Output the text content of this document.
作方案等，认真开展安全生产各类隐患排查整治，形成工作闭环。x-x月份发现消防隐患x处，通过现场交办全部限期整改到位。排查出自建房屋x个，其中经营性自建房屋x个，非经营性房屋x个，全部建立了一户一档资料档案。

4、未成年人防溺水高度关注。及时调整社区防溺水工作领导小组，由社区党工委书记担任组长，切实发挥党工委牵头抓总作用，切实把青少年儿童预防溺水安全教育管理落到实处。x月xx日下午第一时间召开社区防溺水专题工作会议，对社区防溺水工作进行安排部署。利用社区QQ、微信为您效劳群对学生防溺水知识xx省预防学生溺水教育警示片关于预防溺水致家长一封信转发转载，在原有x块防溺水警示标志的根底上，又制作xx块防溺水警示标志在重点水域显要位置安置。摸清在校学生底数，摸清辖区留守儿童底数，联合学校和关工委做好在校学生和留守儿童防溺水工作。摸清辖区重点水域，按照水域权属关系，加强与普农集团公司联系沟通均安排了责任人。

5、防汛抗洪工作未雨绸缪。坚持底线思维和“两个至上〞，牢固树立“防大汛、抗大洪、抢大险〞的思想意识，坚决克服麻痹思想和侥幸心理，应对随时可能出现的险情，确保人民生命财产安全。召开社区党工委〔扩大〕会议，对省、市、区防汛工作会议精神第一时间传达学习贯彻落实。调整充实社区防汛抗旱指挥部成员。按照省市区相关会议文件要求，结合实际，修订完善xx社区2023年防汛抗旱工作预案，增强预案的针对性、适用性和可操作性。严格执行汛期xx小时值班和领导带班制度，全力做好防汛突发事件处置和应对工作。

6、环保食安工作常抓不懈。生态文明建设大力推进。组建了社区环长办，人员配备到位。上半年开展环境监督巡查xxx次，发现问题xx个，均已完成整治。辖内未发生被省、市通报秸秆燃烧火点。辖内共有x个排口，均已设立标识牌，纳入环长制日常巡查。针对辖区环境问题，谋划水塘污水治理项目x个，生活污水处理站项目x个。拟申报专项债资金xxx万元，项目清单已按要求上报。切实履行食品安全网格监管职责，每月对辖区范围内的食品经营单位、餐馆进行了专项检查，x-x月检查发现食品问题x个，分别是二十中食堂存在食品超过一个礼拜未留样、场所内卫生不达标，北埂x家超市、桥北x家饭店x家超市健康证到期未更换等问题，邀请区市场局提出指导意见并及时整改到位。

PROBLEM TO WORK ON >>
Extract all of the data exactly as written.

TASK RESPONSE >>
Output the text content of this document.
作方案等，认真开展安全生产各类隐患排查整治，形成工作闭环。x-x月份发现消防隐患x处，通过现场交办全部限期整改到位。排查出自建房屋x个，其中经营性自建房屋x个，非经营性房屋x个，全部建立了一户一档资料档案。

4、未成年人防溺水高度关注。及时调整社区防溺水工作领导小组，由社区党工委书记担任组长，切实发挥党工委牵头抓总作用，切实把青少年儿童预防溺水安全教育管理落到实处。x月xx日下午第一时间召开社区防溺水专题工作会议，对社区防溺水工作进行安排部署。利用社区QQ、微信为您效劳群对学生防溺水知识xx省预防学生溺水教育警示片关于预防溺水致家长一封信转发转载，在原有x块防溺水警示标志的根底上，又制作xx块防溺水警示标志在重点水域显要位置安置。摸清在校学生底数，摸清辖区留守儿童底数，联合学校和关工委做好在校学生和留守儿童防溺水工作。摸清辖区重点水域，按照水域权属关系，加强与普农集团公司联系沟通均安排了责任人。

5、防汛抗洪工作未雨绸缪。坚持底线思维和“两个至上〞，牢固树立“防大汛、抗大洪、抢大险〞的思想意识，坚决克服麻痹思想和侥幸心理，应对随时可能出现的险情，确保人民生命财产安全。召开社区党工委〔扩大〕会议，对省、市、区防汛工作会议精神第一时间传达学习贯彻落实。调整充实社区防汛抗旱指挥部成员。按照省市区相关会议文件要求，结合实际，修订完善xx社区2023年防汛抗旱工作预案，增强预案的针对性、适用性和可操作性。严格执行汛期xx小时值班和领导带班制度，全力做好防汛突发事件处置和应对工作。

6、环保食安工作常抓不懈。生态文明建设大力推进。组建了社区环长办，人员配备到位。上半年开展环境监督巡查xxx次，发现问题xx个，均已完成整治。辖内未发生被省、市通报秸秆燃烧火点。辖内共有x个排口，均已设立标识牌，纳入环长制日常巡查。针对辖区环境问题，谋划水塘污水治理项目x个，生活污水处理站项目x个。拟申报专项债资金xxx万元，项目清单已按要求上报。切实履行食品安全网格监管职责，每月对辖区范围内的食品经营单位、餐馆进行了专项检查，x-x月检查发现食品问题x个，分别是二十中食堂存在食品超过一个礼拜未留样、场所内卫生不达标，北埂x家超市、桥北x家饭店x家超市健康证到期未更换等问题，邀请区市场局提出指导意见并及时整改到位。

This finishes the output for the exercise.